**DATA ROWS**
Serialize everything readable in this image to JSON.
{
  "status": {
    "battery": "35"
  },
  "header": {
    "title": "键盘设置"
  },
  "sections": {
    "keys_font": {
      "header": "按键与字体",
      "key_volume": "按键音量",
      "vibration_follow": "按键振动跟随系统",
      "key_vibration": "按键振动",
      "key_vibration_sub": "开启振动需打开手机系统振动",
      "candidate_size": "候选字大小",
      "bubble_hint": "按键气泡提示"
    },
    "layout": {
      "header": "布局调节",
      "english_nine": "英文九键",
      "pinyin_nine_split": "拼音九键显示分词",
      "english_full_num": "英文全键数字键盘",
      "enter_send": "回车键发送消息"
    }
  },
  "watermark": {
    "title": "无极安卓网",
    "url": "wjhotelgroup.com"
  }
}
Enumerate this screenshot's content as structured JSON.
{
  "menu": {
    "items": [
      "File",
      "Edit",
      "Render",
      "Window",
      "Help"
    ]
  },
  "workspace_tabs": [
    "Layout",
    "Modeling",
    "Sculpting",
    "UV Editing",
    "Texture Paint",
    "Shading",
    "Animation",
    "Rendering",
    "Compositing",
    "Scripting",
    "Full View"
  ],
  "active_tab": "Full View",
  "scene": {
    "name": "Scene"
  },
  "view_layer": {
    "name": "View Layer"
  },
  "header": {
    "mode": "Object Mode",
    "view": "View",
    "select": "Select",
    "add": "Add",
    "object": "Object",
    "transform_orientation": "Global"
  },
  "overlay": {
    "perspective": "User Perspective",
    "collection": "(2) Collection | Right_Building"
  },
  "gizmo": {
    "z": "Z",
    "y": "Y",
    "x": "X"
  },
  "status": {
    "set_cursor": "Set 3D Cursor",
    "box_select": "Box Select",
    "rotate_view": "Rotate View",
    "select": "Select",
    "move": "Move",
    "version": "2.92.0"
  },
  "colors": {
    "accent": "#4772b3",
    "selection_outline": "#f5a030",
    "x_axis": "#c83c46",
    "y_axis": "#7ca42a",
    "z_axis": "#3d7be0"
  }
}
---
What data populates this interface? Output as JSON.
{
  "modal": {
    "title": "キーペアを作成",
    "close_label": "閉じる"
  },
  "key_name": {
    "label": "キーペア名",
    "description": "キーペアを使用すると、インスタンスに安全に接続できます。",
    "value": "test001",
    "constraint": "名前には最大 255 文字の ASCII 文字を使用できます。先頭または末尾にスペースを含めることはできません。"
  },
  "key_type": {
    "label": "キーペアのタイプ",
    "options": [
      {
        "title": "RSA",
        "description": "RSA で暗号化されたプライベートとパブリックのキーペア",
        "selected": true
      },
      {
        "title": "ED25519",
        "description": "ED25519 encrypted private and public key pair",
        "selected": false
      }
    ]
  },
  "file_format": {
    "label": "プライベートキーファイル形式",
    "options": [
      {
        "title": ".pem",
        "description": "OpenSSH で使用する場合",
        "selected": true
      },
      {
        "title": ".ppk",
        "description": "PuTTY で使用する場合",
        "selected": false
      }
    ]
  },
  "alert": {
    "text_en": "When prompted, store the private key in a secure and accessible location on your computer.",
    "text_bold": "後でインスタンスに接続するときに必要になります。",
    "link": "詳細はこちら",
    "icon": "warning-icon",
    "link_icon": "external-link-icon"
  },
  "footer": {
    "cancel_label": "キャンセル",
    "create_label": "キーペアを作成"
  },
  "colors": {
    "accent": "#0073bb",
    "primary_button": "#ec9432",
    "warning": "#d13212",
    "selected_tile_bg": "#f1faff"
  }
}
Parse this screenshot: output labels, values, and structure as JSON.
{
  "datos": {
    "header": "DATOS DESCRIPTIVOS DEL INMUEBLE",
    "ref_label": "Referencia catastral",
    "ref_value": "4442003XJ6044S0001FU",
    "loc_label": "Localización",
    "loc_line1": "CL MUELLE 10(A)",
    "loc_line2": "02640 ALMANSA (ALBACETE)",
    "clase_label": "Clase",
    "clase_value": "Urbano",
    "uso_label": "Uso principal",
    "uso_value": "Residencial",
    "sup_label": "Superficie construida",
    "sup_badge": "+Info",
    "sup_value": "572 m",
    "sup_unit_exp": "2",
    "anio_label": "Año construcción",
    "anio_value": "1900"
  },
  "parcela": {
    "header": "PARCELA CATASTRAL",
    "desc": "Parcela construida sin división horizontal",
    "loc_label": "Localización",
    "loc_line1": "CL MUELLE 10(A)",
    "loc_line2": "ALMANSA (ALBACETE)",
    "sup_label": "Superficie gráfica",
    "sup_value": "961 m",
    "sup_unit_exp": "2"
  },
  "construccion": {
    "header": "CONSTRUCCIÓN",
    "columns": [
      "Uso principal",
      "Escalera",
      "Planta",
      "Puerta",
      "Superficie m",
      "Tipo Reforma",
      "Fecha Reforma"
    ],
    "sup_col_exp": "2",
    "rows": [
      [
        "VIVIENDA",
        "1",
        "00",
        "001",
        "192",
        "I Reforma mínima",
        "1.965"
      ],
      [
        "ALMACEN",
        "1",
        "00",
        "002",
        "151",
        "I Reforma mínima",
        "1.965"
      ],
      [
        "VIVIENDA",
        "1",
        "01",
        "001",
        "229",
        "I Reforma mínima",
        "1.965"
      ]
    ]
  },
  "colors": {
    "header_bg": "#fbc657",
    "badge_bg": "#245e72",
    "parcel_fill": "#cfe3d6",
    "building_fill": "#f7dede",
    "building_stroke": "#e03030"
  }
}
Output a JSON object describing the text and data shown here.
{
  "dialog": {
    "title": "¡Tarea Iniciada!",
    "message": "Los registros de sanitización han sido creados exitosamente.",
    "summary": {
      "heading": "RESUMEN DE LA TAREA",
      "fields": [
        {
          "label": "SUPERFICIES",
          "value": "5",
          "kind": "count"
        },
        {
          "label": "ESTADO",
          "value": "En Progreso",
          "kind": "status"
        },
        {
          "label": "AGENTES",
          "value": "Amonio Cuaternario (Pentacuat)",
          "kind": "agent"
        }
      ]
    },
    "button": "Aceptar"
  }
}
* * *
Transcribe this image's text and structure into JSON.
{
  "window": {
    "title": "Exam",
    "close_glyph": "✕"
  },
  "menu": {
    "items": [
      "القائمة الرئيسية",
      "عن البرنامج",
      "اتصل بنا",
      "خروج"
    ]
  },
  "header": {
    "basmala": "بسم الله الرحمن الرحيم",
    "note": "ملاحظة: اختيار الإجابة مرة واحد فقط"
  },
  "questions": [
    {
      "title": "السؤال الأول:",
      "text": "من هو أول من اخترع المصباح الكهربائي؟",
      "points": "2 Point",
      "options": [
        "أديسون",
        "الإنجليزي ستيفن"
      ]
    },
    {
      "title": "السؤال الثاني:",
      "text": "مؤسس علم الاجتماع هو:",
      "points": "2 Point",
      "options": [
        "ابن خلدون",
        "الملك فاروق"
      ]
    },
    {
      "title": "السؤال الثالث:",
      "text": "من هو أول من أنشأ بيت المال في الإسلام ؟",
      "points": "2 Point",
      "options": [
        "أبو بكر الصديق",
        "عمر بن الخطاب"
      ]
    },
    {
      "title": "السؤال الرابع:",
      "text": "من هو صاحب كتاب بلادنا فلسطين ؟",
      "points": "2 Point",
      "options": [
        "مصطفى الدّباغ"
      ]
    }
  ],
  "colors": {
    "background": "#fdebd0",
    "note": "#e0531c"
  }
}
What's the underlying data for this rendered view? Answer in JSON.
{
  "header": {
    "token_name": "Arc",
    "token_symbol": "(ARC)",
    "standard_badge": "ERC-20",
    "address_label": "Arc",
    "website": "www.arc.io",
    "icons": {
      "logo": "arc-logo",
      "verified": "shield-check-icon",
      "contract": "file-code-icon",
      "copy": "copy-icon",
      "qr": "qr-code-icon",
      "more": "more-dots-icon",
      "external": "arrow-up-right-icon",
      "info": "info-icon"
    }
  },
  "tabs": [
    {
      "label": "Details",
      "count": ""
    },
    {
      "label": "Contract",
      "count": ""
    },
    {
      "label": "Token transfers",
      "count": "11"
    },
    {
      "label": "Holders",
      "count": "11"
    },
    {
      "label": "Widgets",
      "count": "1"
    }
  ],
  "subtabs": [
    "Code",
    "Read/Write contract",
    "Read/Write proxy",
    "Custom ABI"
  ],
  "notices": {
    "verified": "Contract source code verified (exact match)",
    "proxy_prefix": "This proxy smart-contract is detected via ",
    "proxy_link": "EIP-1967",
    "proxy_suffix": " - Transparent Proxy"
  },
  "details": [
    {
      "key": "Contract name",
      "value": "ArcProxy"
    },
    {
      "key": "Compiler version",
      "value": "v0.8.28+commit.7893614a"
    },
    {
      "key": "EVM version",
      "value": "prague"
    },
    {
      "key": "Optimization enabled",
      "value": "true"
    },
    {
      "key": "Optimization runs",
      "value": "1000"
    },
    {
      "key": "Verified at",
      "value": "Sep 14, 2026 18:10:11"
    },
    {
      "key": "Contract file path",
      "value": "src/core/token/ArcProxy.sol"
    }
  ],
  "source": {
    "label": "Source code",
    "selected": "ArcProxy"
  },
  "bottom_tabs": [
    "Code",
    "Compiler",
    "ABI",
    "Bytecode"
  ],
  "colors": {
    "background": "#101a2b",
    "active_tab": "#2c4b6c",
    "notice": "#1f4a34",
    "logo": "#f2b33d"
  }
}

**INSTRUCTIONS TO FOLLOW**
Count every line in the entries above where the word "private" appears; respond with the number alone.

**EXERCISE RESPONSE**
2